Update the records below by changing each occurrence of "interactable" to "tappable", and keep every other part of the records the same.

Collection entries

++++++++++

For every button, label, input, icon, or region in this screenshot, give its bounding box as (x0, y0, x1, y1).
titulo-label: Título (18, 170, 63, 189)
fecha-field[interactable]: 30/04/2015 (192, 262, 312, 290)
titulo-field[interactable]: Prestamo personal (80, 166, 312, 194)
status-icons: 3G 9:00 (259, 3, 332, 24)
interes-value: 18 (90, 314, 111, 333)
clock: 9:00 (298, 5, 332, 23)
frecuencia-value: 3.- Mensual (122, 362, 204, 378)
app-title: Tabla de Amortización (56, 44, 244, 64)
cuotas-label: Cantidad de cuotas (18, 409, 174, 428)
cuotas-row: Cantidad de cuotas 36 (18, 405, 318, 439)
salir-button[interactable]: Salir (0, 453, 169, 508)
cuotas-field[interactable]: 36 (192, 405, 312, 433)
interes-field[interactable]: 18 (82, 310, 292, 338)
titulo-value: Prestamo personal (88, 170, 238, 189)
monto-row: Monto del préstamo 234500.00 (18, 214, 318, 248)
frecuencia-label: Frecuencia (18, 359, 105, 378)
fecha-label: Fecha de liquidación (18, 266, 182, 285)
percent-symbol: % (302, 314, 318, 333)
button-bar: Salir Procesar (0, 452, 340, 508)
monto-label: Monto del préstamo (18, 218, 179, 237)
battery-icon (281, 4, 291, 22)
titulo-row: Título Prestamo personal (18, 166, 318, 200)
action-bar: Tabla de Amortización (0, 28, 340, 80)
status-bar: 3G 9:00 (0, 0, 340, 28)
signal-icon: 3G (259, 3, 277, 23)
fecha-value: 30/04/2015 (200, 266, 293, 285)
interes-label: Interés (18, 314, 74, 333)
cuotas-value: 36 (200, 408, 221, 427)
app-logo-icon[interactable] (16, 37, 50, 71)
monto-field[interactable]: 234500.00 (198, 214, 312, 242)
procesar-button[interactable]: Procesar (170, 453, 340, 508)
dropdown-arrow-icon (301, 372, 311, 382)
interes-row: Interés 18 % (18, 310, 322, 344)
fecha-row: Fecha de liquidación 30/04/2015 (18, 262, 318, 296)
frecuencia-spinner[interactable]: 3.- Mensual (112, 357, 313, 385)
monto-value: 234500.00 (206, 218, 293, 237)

++++++++++

▶ _COMPLETED EXERCISE_
For every button, label, input, icon, or region in this screenshot, give its bounding box as (x0, y0, x1, y1).
titulo-label: Título (18, 170, 63, 189)
fecha-field[tappable]: 30/04/2015 (192, 262, 312, 290)
titulo-field[tappable]: Prestamo personal (80, 166, 312, 194)
status-icons: 3G 9:00 (259, 3, 332, 24)
interes-value: 18 (90, 314, 111, 333)
clock: 9:00 (298, 5, 332, 23)
frecuencia-value: 3.- Mensual (122, 362, 204, 378)
app-title: Tabla de Amortización (56, 44, 244, 64)
cuotas-label: Cantidad de cuotas (18, 409, 174, 428)
cuotas-row: Cantidad de cuotas 36 (18, 405, 318, 439)
salir-button[tappable]: Salir (0, 453, 169, 508)
cuotas-field[tappable]: 36 (192, 405, 312, 433)
interes-field[tappable]: 18 (82, 310, 292, 338)
titulo-value: Prestamo personal (88, 170, 238, 189)
monto-row: Monto del préstamo 234500.00 (18, 214, 318, 248)
frecuencia-label: Frecuencia (18, 359, 105, 378)
fecha-label: Fecha de liquidación (18, 266, 182, 285)
percent-symbol: % (302, 314, 318, 333)
button-bar: Salir Procesar (0, 452, 340, 508)
monto-label: Monto del préstamo (18, 218, 179, 237)
battery-icon (281, 4, 291, 22)
titulo-row: Título Prestamo personal (18, 166, 318, 200)
action-bar: Tabla de Amortización (0, 28, 340, 80)
status-bar: 3G 9:00 (0, 0, 340, 28)
signal-icon: 3G (259, 3, 277, 23)
fecha-value: 30/04/2015 (200, 266, 293, 285)
interes-label: Interés (18, 314, 74, 333)
cuotas-value: 36 (200, 408, 221, 427)
app-logo-icon[tappable] (16, 37, 50, 71)
monto-field[tappable]: 234500.00 (198, 214, 312, 242)
procesar-button[tappable]: Procesar (170, 453, 340, 508)
dropdown-arrow-icon (301, 372, 311, 382)
interes-row: Interés 18 % (18, 310, 322, 344)
fecha-row: Fecha de liquidación 30/04/2015 (18, 262, 318, 296)
frecuencia-spinner[tappable]: 3.- Mensual (112, 357, 313, 385)
monto-value: 234500.00 (206, 218, 293, 237)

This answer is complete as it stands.